Dataset records:
* begin *

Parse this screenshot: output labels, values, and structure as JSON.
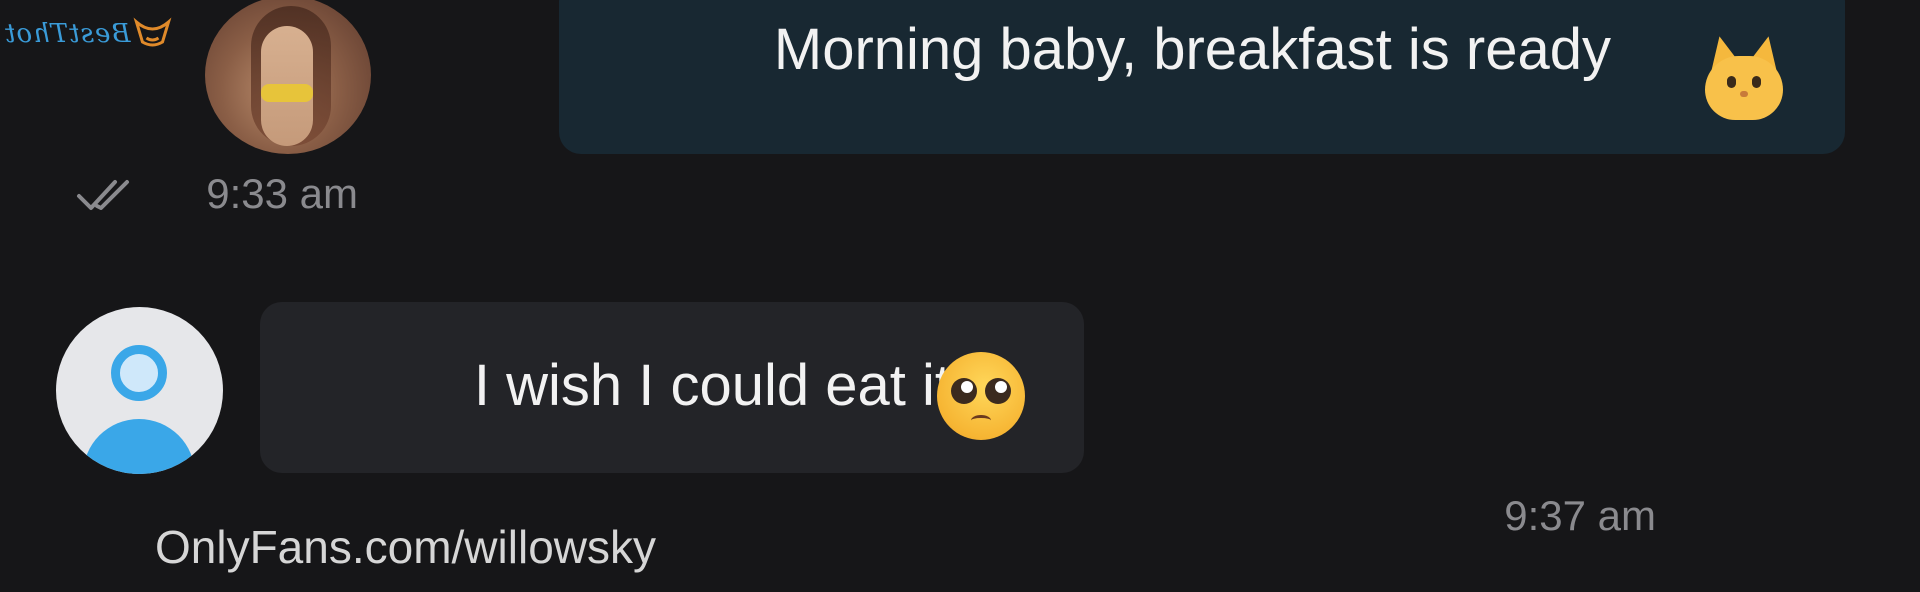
{
  "watermark": {
    "brand_text": "BestThot"
  },
  "messages": [
    {
      "sender": "other",
      "text": "Morning baby, breakfast is ready",
      "emoji_icon": "cat-face-emoji",
      "time": "9:33 am",
      "status_icon": "double-check-icon"
    },
    {
      "sender": "self",
      "text": "I wish I could eat it",
      "emoji_icon": "pleading-face-emoji",
      "time": "9:37 am"
    }
  ],
  "footer": {
    "watermark_text": "OnlyFans.com/willowsky"
  },
  "colors": {
    "background": "#161618",
    "bubble_incoming": "#182832",
    "bubble_outgoing": "#232428",
    "text": "#f2f2f2",
    "timestamp": "#8a8a8e",
    "accent": "#3aa7e8"
  }
}
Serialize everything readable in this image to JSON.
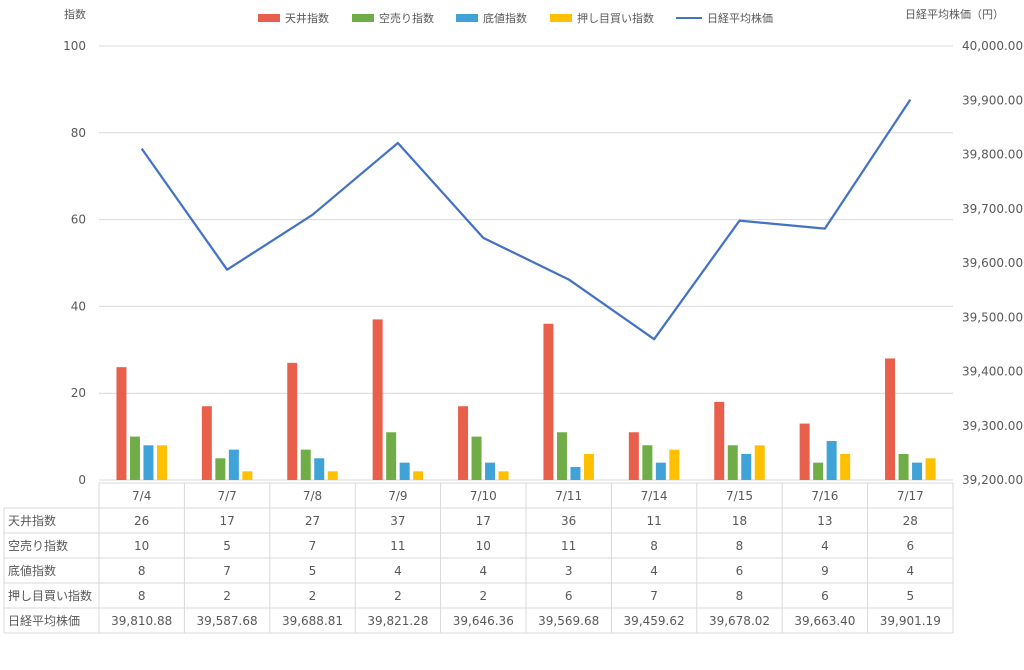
{
  "chart_data": {
    "type": "bar+line",
    "categories": [
      "7/4",
      "7/7",
      "7/8",
      "7/9",
      "7/10",
      "7/11",
      "7/14",
      "7/15",
      "7/16",
      "7/17"
    ],
    "series": [
      {
        "name": "天井指数",
        "type": "bar",
        "axis": "left",
        "color": "#E8604C",
        "values": [
          26,
          17,
          27,
          37,
          17,
          36,
          11,
          18,
          13,
          28
        ]
      },
      {
        "name": "空売り指数",
        "type": "bar",
        "axis": "left",
        "color": "#70AD47",
        "values": [
          10,
          5,
          7,
          11,
          10,
          11,
          8,
          8,
          4,
          6
        ]
      },
      {
        "name": "底値指数",
        "type": "bar",
        "axis": "left",
        "color": "#3FA3D8",
        "values": [
          8,
          7,
          5,
          4,
          4,
          3,
          4,
          6,
          9,
          4
        ]
      },
      {
        "name": "押し目買い指数",
        "type": "bar",
        "axis": "left",
        "color": "#FFC000",
        "values": [
          8,
          2,
          2,
          2,
          2,
          6,
          7,
          8,
          6,
          5
        ]
      },
      {
        "name": "日経平均株価",
        "type": "line",
        "axis": "right",
        "color": "#4472C4",
        "values": [
          39810.88,
          39587.68,
          39688.81,
          39821.28,
          39646.36,
          39569.68,
          39459.62,
          39678.02,
          39663.4,
          39901.19
        ]
      }
    ],
    "table_values": {
      "天井指数": [
        "26",
        "17",
        "27",
        "37",
        "17",
        "36",
        "11",
        "18",
        "13",
        "28"
      ],
      "空売り指数": [
        "10",
        "5",
        "7",
        "11",
        "10",
        "11",
        "8",
        "8",
        "4",
        "6"
      ],
      "底値指数": [
        "8",
        "7",
        "5",
        "4",
        "4",
        "3",
        "4",
        "6",
        "9",
        "4"
      ],
      "押し目買い指数": [
        "8",
        "2",
        "2",
        "2",
        "2",
        "6",
        "7",
        "8",
        "6",
        "5"
      ],
      "日経平均株価": [
        "39,810.88",
        "39,587.68",
        "39,688.81",
        "39,821.28",
        "39,646.36",
        "39,569.68",
        "39,459.62",
        "39,678.02",
        "39,663.40",
        "39,901.19"
      ]
    },
    "ylabel": "指数",
    "y2label": "日経平均株価（円）",
    "ylim": [
      0,
      100
    ],
    "yticks": [
      "0",
      "20",
      "40",
      "60",
      "80",
      "100"
    ],
    "y2lim": [
      39200,
      40000
    ],
    "y2ticks": [
      "39,200.00",
      "39,300.00",
      "39,400.00",
      "39,500.00",
      "39,600.00",
      "39,700.00",
      "39,800.00",
      "39,900.00",
      "40,000.00"
    ],
    "grid": true,
    "legend_position": "top",
    "data_table": true
  }
}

* end *

▶ **WHAT IS NEEDED**
Leave out every picture and copy the rest of the records exactly.

▶ **EXERCISE OUTPUT**
Parse this screenshot: output labels, values, and structure as JSON.
{
  "watermark": {
    "brand_text": "BestThot"
  },
  "messages": [
    {
      "sender": "other",
      "text": "Morning baby, breakfast is ready",
      "emoji_icon": "cat-face-emoji",
      "time": "9:33 am",
      "status_icon": "double-check-icon"
    },
    {
      "sender": "self",
      "text": "I wish I could eat it",
      "emoji_icon": "pleading-face-emoji",
      "time": "9:37 am"
    }
  ],
  "footer": {
    "watermark_text": "OnlyFans.com/willowsky"
  },
  "colors": {
    "background": "#161618",
    "bubble_incoming": "#182832",
    "bubble_outgoing": "#232428",
    "text": "#f2f2f2",
    "timestamp": "#8a8a8e",
    "accent": "#3aa7e8"
  }
}
Serialize everything readable in this image to JSON.
{
  "chart_data": {
    "type": "bar+line",
    "categories": [
      "7/4",
      "7/7",
      "7/8",
      "7/9",
      "7/10",
      "7/11",
      "7/14",
      "7/15",
      "7/16",
      "7/17"
    ],
    "series": [
      {
        "name": "天井指数",
        "type": "bar",
        "axis": "left",
        "color": "#E8604C",
        "values": [
          26,
          17,
          27,
          37,
          17,
          36,
          11,
          18,
          13,
          28
        ]
      },
      {
        "name": "空売り指数",
        "type": "bar",
        "axis": "left",
        "color": "#70AD47",
        "values": [
          10,
          5,
          7,
          11,
          10,
          11,
          8,
          8,
          4,
          6
        ]
      },
      {
        "name": "底値指数",
        "type": "bar",
        "axis": "left",
        "color": "#3FA3D8",
        "values": [
          8,
          7,
          5,
          4,
          4,
          3,
          4,
          6,
          9,
          4
        ]
      },
      {
        "name": "押し目買い指数",
        "type": "bar",
        "axis": "left",
        "color": "#FFC000",
        "values": [
          8,
          2,
          2,
          2,
          2,
          6,
          7,
          8,
          6,
          5
        ]
      },
      {
        "name": "日経平均株価",
        "type": "line",
        "axis": "right",
        "color": "#4472C4",
        "values": [
          39810.88,
          39587.68,
          39688.81,
          39821.28,
          39646.36,
          39569.68,
          39459.62,
          39678.02,
          39663.4,
          39901.19
        ]
      }
    ],
    "table_values": {
      "天井指数": [
        "26",
        "17",
        "27",
        "37",
        "17",
        "36",
        "11",
        "18",
        "13",
        "28"
      ],
      "空売り指数": [
        "10",
        "5",
        "7",
        "11",
        "10",
        "11",
        "8",
        "8",
        "4",
        "6"
      ],
      "底値指数": [
        "8",
        "7",
        "5",
        "4",
        "4",
        "3",
        "4",
        "6",
        "9",
        "4"
      ],
      "押し目買い指数": [
        "8",
        "2",
        "2",
        "2",
        "2",
        "6",
        "7",
        "8",
        "6",
        "5"
      ],
      "日経平均株価": [
        "39,810.88",
        "39,587.68",
        "39,688.81",
        "39,821.28",
        "39,646.36",
        "39,569.68",
        "39,459.62",
        "39,678.02",
        "39,663.40",
        "39,901.19"
      ]
    },
    "ylabel": "指数",
    "y2label": "日経平均株価（円）",
    "ylim": [
      0,
      100
    ],
    "yticks": [
      "0",
      "20",
      "40",
      "60",
      "80",
      "100"
    ],
    "y2lim": [
      39200,
      40000
    ],
    "y2ticks": [
      "39,200.00",
      "39,300.00",
      "39,400.00",
      "39,500.00",
      "39,600.00",
      "39,700.00",
      "39,800.00",
      "39,900.00",
      "40,000.00"
    ],
    "grid": true,
    "legend_position": "top",
    "data_table": true
  }
}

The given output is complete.